[Items from a data source]
-*-*-
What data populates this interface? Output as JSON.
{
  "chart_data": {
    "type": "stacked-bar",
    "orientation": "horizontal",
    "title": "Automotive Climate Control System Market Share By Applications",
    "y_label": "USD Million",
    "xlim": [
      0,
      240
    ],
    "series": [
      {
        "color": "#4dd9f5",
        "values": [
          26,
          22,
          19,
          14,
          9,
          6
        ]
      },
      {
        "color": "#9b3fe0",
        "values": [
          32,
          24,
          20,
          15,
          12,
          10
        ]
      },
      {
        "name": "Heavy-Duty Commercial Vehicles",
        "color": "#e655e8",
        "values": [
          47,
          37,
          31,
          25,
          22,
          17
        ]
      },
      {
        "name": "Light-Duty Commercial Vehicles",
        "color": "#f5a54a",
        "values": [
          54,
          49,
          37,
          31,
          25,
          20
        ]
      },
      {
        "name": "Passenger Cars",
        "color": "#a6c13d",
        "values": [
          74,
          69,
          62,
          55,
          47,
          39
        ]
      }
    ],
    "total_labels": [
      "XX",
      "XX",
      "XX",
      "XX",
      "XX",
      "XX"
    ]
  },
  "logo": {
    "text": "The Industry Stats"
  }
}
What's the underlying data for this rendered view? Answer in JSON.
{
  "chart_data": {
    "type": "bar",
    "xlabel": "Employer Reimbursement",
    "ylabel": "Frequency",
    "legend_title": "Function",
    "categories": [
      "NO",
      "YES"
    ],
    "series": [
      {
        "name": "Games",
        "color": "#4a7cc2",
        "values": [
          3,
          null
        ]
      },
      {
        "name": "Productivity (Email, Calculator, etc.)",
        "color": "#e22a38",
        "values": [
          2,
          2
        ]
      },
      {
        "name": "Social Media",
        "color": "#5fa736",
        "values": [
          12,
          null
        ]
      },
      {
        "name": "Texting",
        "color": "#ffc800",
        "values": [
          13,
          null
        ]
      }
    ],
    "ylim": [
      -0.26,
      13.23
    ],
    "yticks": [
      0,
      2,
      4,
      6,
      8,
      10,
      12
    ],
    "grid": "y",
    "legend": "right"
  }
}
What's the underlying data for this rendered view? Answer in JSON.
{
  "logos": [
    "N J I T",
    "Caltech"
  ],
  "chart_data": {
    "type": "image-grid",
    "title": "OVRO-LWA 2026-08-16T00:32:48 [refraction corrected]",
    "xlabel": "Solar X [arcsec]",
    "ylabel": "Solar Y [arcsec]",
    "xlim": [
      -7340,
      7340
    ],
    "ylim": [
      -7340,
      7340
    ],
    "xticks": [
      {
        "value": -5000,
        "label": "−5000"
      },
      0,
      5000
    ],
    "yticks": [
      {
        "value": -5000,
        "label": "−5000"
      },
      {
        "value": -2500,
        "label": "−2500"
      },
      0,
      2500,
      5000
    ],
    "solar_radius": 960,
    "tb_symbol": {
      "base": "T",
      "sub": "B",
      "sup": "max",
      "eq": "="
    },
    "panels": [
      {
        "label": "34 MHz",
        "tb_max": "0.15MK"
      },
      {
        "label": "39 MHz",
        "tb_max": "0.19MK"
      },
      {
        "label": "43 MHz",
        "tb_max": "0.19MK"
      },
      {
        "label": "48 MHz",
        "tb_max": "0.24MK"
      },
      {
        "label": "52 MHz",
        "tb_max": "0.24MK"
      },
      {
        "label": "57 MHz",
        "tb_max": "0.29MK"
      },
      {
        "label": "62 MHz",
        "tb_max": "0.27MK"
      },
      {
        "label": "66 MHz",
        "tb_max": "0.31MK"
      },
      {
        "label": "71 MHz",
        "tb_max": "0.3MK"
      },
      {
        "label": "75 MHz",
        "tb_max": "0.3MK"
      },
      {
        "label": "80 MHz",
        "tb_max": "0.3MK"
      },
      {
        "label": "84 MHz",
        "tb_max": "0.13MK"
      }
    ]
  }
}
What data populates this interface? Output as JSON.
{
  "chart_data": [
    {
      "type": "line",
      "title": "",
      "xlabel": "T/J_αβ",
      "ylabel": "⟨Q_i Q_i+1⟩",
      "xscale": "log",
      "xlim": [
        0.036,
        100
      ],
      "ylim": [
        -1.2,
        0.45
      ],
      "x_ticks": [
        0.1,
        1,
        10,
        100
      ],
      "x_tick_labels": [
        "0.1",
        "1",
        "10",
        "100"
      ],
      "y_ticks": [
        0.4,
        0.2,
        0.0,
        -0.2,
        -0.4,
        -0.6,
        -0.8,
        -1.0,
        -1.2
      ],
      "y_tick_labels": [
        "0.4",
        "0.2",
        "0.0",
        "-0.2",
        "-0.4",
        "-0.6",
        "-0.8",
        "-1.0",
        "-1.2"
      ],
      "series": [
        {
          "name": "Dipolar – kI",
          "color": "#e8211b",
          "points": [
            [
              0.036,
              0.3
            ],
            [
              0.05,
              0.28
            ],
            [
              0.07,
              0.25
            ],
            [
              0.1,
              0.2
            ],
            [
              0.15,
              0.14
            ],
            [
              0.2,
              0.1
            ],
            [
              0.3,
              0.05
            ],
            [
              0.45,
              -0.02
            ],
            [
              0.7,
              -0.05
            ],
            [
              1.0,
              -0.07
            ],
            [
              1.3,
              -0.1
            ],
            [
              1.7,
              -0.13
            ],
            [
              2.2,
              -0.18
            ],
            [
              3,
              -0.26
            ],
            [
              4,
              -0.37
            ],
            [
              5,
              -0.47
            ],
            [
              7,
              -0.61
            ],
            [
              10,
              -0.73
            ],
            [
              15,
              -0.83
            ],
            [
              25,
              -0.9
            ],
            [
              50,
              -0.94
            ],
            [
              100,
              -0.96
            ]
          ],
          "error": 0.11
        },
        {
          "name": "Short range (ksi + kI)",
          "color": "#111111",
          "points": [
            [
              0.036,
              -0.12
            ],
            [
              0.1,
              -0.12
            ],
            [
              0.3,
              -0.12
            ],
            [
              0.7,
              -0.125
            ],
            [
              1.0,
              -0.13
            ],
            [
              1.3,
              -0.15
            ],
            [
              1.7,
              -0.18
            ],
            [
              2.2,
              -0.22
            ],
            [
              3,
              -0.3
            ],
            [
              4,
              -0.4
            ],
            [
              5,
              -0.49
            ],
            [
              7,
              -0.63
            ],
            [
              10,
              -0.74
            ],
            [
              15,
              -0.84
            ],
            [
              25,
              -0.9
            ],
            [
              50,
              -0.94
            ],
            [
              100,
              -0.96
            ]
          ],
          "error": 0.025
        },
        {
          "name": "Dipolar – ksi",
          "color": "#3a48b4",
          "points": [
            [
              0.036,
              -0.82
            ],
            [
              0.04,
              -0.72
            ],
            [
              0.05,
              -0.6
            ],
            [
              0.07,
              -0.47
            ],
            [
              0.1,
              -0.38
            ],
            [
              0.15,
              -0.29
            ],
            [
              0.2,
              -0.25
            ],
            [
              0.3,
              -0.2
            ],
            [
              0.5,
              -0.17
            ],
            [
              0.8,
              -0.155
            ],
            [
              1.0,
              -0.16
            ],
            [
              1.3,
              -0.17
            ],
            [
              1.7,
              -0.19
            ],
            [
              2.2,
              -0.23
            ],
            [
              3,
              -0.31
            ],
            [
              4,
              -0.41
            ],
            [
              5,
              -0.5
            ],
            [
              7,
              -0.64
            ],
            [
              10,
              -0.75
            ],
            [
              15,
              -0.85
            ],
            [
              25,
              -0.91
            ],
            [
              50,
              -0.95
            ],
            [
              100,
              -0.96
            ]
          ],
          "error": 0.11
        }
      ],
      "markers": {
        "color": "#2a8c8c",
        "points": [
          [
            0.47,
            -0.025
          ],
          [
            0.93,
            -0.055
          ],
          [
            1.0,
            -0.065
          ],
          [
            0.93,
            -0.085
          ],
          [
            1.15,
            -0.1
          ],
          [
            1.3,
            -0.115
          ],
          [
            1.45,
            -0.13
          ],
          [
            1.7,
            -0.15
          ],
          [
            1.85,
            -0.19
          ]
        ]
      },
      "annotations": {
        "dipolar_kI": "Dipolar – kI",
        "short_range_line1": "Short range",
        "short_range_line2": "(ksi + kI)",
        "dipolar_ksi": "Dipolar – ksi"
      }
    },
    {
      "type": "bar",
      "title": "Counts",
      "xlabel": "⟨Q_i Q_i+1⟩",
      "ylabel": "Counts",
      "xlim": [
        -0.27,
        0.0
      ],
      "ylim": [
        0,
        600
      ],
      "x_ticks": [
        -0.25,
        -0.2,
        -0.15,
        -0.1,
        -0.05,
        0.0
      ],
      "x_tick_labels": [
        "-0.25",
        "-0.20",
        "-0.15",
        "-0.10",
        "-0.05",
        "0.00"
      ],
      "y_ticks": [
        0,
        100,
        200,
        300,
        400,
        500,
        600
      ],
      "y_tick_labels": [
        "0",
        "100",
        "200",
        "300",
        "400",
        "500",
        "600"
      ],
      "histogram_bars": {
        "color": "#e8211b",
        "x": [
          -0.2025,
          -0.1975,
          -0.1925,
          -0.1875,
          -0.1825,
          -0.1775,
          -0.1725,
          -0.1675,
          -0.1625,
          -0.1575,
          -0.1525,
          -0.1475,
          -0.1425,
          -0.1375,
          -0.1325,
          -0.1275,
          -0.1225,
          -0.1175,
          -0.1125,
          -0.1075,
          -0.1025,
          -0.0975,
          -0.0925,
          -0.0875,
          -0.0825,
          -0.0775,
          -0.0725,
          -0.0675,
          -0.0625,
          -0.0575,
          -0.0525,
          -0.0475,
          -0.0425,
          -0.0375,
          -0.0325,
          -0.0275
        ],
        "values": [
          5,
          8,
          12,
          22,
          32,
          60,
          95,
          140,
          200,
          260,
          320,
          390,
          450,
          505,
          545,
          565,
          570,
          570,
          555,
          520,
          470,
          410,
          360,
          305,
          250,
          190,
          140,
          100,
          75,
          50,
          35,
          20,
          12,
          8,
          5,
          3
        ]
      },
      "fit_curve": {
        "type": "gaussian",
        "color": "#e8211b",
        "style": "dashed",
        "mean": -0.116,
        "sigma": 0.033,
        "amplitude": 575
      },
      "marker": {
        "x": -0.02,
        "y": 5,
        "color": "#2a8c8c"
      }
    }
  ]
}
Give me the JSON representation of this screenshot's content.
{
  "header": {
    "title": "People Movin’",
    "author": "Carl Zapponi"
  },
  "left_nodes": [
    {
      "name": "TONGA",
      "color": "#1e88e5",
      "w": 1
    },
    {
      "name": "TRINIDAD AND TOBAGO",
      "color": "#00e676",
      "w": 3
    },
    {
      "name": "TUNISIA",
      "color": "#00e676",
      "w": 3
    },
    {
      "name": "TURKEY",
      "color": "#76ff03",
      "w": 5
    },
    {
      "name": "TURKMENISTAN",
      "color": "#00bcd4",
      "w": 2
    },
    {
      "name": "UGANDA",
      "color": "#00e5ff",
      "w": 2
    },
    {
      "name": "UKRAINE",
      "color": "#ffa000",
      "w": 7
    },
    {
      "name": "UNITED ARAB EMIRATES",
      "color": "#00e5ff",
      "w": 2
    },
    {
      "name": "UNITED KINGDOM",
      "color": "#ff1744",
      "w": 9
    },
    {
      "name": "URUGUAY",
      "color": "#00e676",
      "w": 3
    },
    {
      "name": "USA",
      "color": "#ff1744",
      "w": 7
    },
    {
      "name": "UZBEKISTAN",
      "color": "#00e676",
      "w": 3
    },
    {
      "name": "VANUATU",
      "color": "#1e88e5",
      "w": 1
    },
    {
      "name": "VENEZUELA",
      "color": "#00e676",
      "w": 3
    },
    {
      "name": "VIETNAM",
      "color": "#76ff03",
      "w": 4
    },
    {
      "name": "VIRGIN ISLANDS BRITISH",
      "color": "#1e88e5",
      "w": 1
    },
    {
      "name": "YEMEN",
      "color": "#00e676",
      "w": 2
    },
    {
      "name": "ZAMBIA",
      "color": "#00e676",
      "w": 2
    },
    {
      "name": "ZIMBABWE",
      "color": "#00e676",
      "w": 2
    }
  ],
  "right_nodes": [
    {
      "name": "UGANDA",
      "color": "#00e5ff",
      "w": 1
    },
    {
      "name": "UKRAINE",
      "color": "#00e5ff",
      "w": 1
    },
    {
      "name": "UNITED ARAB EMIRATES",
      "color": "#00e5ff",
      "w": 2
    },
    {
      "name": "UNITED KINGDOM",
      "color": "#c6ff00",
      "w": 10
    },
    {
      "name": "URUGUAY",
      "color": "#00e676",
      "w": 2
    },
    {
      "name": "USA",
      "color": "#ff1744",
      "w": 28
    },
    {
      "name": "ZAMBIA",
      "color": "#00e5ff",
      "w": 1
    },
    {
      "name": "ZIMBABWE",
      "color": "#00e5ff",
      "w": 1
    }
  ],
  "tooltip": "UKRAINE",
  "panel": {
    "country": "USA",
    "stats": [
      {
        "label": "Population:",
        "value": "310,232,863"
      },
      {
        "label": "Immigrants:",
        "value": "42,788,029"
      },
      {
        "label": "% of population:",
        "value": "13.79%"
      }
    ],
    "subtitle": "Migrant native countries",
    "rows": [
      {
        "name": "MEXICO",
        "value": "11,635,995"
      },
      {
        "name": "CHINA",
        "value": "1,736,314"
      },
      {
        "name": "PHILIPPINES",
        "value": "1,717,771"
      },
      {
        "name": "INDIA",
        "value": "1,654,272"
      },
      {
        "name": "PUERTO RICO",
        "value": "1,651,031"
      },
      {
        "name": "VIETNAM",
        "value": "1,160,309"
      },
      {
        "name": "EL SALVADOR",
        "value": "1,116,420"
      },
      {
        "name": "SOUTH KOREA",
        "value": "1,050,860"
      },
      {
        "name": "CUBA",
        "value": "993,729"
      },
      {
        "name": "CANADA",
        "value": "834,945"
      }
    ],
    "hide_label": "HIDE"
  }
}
-*-*-
= STATED GOAL =
Provide the number of lines in the data above that contain the string "Commercial", and nothing else.

= OUTPUT =
2